» **DO THIS**
Copy out all lines carrying the word "colors".

Entries taken from a collection
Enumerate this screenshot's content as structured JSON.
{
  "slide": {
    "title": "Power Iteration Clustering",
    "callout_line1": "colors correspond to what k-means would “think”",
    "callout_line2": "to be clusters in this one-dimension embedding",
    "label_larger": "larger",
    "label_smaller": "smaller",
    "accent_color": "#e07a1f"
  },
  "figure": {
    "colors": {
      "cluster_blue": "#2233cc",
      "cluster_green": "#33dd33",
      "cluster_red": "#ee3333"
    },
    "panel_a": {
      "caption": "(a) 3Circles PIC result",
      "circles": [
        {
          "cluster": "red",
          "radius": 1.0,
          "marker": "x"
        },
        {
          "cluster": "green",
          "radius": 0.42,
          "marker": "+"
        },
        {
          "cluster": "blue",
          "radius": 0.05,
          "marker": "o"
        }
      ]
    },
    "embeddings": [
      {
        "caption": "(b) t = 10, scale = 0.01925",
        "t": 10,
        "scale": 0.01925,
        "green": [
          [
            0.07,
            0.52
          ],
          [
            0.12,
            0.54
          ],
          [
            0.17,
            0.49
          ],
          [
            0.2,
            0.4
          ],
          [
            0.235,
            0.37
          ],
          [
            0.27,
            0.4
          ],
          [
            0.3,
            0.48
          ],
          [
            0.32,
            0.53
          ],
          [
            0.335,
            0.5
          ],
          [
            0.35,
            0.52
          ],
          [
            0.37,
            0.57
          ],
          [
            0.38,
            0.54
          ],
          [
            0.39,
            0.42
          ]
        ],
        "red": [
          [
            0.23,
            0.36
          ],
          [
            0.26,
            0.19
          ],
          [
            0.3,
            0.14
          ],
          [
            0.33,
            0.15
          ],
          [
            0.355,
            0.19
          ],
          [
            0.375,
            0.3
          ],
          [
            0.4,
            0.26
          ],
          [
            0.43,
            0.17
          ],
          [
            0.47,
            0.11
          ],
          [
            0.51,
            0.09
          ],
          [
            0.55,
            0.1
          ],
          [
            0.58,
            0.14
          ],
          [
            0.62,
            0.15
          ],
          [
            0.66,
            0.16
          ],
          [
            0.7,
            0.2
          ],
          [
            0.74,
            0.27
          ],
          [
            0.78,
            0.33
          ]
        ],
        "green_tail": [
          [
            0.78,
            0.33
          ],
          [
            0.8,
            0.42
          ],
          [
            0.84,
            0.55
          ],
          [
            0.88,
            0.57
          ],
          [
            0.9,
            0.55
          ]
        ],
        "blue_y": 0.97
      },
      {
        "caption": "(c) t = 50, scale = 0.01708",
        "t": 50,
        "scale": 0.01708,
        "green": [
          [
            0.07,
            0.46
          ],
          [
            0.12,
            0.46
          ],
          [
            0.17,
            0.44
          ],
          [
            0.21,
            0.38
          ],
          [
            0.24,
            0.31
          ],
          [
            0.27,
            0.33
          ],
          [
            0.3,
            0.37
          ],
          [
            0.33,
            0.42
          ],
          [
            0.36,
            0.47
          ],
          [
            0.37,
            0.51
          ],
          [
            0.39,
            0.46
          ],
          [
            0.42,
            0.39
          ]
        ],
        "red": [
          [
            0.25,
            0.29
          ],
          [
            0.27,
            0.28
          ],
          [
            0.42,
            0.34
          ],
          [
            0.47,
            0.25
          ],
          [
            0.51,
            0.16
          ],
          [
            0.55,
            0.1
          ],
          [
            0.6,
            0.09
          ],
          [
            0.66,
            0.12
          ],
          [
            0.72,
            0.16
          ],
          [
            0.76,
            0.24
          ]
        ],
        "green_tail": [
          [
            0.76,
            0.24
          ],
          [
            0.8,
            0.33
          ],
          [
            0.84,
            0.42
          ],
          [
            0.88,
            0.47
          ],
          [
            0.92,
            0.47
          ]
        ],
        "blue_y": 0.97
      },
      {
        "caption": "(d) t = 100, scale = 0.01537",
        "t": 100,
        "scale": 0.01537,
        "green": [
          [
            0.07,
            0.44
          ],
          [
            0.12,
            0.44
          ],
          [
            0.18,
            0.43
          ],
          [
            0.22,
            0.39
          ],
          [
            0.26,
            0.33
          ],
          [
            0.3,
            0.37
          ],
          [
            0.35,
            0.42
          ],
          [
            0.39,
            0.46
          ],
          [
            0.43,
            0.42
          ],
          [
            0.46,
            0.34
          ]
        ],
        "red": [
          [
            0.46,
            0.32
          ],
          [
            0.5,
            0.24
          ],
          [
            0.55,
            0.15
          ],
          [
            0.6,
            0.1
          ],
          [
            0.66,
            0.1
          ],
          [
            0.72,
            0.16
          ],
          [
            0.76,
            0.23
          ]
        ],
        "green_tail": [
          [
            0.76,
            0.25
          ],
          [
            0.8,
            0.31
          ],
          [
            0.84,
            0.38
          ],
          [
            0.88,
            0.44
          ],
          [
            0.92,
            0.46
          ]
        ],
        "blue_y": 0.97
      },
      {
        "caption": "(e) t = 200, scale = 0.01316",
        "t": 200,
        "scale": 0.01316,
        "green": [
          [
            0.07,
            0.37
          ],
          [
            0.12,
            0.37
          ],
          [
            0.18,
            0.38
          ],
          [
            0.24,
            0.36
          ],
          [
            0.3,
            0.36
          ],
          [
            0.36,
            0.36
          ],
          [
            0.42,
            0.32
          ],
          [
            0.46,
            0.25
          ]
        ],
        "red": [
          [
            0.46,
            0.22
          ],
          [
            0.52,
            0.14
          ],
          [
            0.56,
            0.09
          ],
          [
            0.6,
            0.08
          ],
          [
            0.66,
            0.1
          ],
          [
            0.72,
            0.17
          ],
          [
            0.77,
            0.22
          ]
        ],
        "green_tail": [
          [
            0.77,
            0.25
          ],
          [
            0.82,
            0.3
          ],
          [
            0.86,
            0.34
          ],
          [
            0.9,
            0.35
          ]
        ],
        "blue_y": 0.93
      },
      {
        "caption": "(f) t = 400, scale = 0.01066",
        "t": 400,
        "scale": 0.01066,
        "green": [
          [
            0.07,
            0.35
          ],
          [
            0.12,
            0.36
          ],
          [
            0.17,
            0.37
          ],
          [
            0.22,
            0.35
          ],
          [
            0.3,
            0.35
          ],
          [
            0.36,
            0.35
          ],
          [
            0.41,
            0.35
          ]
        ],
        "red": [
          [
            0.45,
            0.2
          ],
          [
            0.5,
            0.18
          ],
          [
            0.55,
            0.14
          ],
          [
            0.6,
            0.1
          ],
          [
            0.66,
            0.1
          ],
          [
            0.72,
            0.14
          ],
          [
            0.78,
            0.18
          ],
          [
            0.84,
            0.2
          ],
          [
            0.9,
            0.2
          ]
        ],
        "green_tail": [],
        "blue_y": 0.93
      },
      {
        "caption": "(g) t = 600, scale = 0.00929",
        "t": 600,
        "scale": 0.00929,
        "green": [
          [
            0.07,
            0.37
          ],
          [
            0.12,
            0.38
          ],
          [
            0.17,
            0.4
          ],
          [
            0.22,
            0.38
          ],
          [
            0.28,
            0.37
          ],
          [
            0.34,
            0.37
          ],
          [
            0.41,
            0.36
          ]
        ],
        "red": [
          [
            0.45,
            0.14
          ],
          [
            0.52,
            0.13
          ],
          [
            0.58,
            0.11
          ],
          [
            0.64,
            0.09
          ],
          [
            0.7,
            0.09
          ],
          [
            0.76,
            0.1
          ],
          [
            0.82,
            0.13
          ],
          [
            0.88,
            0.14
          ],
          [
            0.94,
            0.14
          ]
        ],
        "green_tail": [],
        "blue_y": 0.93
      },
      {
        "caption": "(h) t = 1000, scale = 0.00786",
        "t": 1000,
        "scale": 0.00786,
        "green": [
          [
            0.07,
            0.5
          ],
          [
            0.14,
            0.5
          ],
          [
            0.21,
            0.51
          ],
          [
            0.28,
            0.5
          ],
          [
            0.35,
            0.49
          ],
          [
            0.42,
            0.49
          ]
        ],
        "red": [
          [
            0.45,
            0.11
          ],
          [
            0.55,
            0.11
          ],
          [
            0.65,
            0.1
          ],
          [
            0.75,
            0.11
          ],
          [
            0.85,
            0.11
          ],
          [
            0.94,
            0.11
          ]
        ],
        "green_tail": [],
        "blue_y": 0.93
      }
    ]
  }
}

» **THE RESULT**
    "callout_line1": "colors correspond to what k-means would “think”",
    "colors": {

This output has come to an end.